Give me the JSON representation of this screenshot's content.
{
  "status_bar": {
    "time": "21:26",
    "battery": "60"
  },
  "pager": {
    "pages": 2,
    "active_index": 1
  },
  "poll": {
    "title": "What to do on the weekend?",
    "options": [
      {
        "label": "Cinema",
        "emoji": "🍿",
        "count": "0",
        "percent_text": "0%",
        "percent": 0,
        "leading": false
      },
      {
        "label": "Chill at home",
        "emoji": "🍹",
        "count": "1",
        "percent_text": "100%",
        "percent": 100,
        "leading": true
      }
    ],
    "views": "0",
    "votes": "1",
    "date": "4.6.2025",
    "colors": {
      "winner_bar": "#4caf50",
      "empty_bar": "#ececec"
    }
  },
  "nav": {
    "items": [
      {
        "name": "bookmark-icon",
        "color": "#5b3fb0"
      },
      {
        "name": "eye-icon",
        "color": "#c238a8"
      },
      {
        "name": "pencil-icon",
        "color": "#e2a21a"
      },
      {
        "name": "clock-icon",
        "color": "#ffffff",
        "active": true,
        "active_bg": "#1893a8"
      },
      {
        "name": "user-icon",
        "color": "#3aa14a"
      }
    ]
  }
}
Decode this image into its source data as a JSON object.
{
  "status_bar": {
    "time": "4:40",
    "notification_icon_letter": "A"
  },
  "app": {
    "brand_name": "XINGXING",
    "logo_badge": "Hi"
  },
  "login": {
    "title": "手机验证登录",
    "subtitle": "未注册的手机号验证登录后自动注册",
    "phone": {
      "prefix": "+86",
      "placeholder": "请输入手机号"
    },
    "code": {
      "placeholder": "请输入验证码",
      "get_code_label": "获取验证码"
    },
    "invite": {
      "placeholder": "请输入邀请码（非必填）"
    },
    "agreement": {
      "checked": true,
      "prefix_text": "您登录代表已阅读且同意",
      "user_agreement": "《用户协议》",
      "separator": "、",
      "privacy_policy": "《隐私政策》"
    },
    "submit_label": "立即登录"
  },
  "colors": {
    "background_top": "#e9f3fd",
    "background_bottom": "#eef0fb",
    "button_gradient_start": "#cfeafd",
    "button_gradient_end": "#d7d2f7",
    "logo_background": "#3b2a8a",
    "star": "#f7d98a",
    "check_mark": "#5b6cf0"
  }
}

WRITTEN PROBLEM
Recopy the entries above exactly, with every line included.

FINISHED EXERCISE
Give me the JSON representation of this screenshot's content.
{
  "status_bar": {
    "time": "21:26",
    "battery": "60"
  },
  "pager": {
    "pages": 2,
    "active_index": 1
  },
  "poll": {
    "title": "What to do on the weekend?",
    "options": [
      {
        "label": "Cinema",
        "emoji": "🍿",
        "count": "0",
        "percent_text": "0%",
        "percent": 0,
        "leading": false
      },
      {
        "label": "Chill at home",
        "emoji": "🍹",
        "count": "1",
        "percent_text": "100%",
        "percent": 100,
        "leading": true
      }
    ],
    "views": "0",
    "votes": "1",
    "date": "4.6.2025",
    "colors": {
      "winner_bar": "#4caf50",
      "empty_bar": "#ececec"
    }
  },
  "nav": {
    "items": [
      {
        "name": "bookmark-icon",
        "color": "#5b3fb0"
      },
      {
        "name": "eye-icon",
        "color": "#c238a8"
      },
      {
        "name": "pencil-icon",
        "color": "#e2a21a"
      },
      {
        "name": "clock-icon",
        "color": "#ffffff",
        "active": true,
        "active_bg": "#1893a8"
      },
      {
        "name": "user-icon",
        "color": "#3aa14a"
      }
    ]
  }
}
Decode this image into its source data as a JSON object.
{
  "status_bar": {
    "time": "4:40",
    "notification_icon_letter": "A"
  },
  "app": {
    "brand_name": "XINGXING",
    "logo_badge": "Hi"
  },
  "login": {
    "title": "手机验证登录",
    "subtitle": "未注册的手机号验证登录后自动注册",
    "phone": {
      "prefix": "+86",
      "placeholder": "请输入手机号"
    },
    "code": {
      "placeholder": "请输入验证码",
      "get_code_label": "获取验证码"
    },
    "invite": {
      "placeholder": "请输入邀请码（非必填）"
    },
    "agreement": {
      "checked": true,
      "prefix_text": "您登录代表已阅读且同意",
      "user_agreement": "《用户协议》",
      "separator": "、",
      "privacy_policy": "《隐私政策》"
    },
    "submit_label": "立即登录"
  },
  "colors": {
    "background_top": "#e9f3fd",
    "background_bottom": "#eef0fb",
    "button_gradient_start": "#cfeafd",
    "button_gradient_end": "#d7d2f7",
    "logo_background": "#3b2a8a",
    "star": "#f7d98a",
    "check_mark": "#5b6cf0"
  }
}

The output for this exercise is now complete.